- TASK BRIEF -
Take each line containing "title" and report it exactly as written.

- SOURCE MATERIAL -
%%

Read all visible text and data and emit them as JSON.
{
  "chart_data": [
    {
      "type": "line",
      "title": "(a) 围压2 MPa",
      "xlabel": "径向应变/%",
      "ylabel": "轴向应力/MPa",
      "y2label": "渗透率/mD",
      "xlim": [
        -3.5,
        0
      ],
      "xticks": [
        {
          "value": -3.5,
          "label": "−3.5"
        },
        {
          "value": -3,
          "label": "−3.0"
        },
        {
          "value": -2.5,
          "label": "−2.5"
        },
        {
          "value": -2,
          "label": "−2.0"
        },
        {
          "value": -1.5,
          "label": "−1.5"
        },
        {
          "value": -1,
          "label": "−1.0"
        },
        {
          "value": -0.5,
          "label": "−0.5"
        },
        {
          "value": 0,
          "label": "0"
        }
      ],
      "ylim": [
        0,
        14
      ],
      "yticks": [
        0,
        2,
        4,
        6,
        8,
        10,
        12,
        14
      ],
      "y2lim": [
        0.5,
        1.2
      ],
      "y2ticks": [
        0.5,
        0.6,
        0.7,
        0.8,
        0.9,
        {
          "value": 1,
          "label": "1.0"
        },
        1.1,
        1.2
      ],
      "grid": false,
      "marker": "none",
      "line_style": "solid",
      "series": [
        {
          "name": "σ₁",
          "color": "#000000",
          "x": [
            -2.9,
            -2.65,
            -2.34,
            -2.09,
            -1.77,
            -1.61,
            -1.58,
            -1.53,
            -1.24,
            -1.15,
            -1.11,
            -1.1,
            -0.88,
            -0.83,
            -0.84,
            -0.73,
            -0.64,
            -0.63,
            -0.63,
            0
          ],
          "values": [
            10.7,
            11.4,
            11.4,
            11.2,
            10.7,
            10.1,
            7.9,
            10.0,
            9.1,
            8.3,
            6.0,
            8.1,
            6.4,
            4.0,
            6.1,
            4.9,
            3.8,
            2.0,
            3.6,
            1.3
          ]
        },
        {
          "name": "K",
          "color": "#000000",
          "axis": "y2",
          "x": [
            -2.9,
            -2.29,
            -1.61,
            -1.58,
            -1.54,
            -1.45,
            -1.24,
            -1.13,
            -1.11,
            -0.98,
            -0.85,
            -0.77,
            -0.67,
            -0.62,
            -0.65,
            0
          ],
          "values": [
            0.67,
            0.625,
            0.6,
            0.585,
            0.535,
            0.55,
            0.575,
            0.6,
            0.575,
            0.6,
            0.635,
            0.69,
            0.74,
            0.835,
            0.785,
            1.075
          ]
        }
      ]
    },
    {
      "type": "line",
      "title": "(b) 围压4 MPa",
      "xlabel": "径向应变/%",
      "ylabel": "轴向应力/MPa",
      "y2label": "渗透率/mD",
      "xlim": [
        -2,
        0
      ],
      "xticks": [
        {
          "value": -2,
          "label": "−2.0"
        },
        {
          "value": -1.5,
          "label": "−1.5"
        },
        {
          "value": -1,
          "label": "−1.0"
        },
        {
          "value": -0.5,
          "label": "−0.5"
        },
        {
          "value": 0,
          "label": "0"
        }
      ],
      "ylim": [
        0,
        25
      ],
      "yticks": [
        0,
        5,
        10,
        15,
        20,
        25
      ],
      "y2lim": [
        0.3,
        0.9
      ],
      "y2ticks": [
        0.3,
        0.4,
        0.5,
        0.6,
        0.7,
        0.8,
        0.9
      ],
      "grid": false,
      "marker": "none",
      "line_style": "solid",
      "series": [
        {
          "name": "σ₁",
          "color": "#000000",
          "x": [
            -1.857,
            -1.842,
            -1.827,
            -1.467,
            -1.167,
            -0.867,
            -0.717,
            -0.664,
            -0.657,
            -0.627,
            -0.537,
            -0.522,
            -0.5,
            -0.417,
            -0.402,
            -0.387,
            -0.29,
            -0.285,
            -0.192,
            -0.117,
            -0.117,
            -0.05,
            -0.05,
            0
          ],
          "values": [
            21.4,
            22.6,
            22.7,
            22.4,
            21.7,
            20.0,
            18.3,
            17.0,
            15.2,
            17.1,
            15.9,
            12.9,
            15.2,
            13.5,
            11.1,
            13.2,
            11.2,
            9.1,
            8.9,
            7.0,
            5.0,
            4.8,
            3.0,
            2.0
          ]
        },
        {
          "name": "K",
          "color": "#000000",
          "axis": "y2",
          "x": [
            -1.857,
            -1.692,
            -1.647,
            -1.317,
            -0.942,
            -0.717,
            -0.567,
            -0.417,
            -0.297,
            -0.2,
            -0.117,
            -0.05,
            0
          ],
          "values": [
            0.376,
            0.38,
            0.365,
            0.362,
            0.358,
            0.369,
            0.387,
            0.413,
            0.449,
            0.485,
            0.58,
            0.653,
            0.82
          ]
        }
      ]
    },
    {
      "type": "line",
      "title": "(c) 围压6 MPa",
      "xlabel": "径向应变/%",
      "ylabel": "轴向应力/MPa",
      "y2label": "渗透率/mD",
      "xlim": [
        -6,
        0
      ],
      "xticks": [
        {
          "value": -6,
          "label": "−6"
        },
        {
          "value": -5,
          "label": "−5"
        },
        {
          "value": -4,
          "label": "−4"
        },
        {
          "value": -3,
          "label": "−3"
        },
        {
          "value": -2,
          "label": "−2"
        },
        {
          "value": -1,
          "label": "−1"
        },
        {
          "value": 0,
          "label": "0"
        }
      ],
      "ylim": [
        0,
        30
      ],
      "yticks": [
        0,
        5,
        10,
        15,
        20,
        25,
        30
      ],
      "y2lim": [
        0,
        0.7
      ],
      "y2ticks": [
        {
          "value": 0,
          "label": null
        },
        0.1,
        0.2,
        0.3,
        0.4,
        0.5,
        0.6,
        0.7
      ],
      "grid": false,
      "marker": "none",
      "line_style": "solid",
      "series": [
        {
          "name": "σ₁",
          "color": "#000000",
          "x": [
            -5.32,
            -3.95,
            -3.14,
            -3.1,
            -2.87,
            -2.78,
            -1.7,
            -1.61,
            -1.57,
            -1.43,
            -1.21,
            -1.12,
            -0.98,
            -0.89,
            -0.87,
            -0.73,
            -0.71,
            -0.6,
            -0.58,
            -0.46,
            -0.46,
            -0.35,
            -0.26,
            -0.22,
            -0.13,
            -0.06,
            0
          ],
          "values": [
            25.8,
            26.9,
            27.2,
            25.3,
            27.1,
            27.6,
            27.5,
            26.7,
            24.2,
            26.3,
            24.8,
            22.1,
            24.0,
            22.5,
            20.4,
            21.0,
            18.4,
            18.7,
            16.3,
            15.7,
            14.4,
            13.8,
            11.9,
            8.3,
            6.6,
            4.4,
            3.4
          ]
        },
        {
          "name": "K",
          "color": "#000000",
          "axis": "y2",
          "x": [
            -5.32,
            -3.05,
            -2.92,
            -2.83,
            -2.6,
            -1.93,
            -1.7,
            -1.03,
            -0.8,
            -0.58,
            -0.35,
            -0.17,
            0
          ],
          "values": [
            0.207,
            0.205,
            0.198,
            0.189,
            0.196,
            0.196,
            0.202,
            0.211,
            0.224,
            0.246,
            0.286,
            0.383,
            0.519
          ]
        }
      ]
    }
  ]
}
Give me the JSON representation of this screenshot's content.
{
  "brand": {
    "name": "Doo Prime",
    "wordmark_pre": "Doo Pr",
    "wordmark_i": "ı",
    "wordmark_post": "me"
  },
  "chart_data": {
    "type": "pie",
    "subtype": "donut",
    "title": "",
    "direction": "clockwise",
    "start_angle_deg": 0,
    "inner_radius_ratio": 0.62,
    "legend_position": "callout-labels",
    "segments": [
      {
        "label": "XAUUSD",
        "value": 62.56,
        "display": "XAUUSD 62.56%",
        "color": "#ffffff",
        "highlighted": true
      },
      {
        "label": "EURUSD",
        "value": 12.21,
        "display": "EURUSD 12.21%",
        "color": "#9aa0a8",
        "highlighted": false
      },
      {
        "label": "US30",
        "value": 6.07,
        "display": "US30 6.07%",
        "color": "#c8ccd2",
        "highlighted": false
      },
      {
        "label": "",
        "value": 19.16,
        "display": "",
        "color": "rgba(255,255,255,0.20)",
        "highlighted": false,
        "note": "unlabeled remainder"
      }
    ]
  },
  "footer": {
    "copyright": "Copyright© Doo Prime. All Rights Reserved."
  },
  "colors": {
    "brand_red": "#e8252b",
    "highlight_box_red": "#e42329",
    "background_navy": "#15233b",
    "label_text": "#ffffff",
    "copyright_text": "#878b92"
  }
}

%%

- FINAL ANSWER -
      "title": "(a) 围压2 MPa",
      "title": "(b) 围压4 MPa",
      "title": "(c) 围压6 MPa",
    "title": "",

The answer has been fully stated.